[Recorded data]
^^^^^^^^
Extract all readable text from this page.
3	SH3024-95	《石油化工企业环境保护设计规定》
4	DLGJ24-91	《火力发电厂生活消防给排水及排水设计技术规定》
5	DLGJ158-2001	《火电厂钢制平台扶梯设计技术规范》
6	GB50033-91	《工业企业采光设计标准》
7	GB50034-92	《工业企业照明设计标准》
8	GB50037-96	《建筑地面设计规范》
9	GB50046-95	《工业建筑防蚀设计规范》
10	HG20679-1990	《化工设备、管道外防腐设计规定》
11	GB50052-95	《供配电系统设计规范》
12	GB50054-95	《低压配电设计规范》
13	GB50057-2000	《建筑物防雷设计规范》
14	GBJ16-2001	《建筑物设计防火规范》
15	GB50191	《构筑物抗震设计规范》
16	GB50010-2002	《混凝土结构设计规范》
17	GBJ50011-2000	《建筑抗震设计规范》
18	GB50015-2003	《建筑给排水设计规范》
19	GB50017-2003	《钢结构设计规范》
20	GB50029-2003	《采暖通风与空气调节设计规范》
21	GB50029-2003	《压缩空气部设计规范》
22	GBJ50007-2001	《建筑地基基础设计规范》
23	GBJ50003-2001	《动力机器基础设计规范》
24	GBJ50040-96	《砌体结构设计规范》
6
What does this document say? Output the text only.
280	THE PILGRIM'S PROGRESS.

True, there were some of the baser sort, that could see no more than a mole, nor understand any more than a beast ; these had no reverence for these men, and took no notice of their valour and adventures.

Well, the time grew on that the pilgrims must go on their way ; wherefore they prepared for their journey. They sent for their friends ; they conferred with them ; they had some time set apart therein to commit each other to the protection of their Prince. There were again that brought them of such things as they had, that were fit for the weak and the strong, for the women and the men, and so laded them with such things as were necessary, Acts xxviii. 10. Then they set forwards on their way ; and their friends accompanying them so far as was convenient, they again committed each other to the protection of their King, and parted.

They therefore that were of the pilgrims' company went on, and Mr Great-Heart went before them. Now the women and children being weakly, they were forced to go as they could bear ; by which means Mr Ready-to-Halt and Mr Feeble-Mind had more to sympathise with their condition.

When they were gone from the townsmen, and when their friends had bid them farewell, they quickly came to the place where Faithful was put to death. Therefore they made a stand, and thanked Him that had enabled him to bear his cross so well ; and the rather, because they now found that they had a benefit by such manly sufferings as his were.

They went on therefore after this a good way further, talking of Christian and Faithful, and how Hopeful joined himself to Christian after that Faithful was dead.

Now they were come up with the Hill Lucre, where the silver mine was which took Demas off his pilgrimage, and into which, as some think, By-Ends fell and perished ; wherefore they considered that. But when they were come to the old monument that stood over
^^^^^^^^
### REQUEST
From the first line to the last, retype the data exactly.

### WRITTEN ANSWER
Extract all readable text from this page.
3	SH3024-95	《石油化工企业环境保护设计规定》
4	DLGJ24-91	《火力发电厂生活消防给排水及排水设计技术规定》
5	DLGJ158-2001	《火电厂钢制平台扶梯设计技术规范》
6	GB50033-91	《工业企业采光设计标准》
7	GB50034-92	《工业企业照明设计标准》
8	GB50037-96	《建筑地面设计规范》
9	GB50046-95	《工业建筑防蚀设计规范》
10	HG20679-1990	《化工设备、管道外防腐设计规定》
11	GB50052-95	《供配电系统设计规范》
12	GB50054-95	《低压配电设计规范》
13	GB50057-2000	《建筑物防雷设计规范》
14	GBJ16-2001	《建筑物设计防火规范》
15	GB50191	《构筑物抗震设计规范》
16	GB50010-2002	《混凝土结构设计规范》
17	GBJ50011-2000	《建筑抗震设计规范》
18	GB50015-2003	《建筑给排水设计规范》
19	GB50017-2003	《钢结构设计规范》
20	GB50029-2003	《采暖通风与空气调节设计规范》
21	GB50029-2003	《压缩空气部设计规范》
22	GBJ50007-2001	《建筑地基基础设计规范》
23	GBJ50003-2001	《动力机器基础设计规范》
24	GBJ50040-96	《砌体结构设计规范》
6
What does this document say? Output the text only.
280	THE PILGRIM'S PROGRESS.

True, there were some of the baser sort, that could see no more than a mole, nor understand any more than a beast ; these had no reverence for these men, and took no notice of their valour and adventures.

Well, the time grew on that the pilgrims must go on their way ; wherefore they prepared for their journey. They sent for their friends ; they conferred with them ; they had some time set apart therein to commit each other to the protection of their Prince. There were again that brought them of such things as they had, that were fit for the weak and the strong, for the women and the men, and so laded them with such things as were necessary, Acts xxviii. 10. Then they set forwards on their way ; and their friends accompanying them so far as was convenient, they again committed each other to the protection of their King, and parted.

They therefore that were of the pilgrims' company went on, and Mr Great-Heart went before them. Now the women and children being weakly, they were forced to go as they could bear ; by which means Mr Ready-to-Halt and Mr Feeble-Mind had more to sympathise with their condition.

When they were gone from the townsmen, and when their friends had bid them farewell, they quickly came to the place where Faithful was put to death. Therefore they made a stand, and thanked Him that had enabled him to bear his cross so well ; and the rather, because they now found that they had a benefit by such manly sufferings as his were.

They went on therefore after this a good way further, talking of Christian and Faithful, and how Hopeful joined himself to Christian after that Faithful was dead.

Now they were come up with the Hill Lucre, where the silver mine was which took Demas off his pilgrimage, and into which, as some think, By-Ends fell and perished ; wherefore they considered that. But when they were come to the old monument that stood over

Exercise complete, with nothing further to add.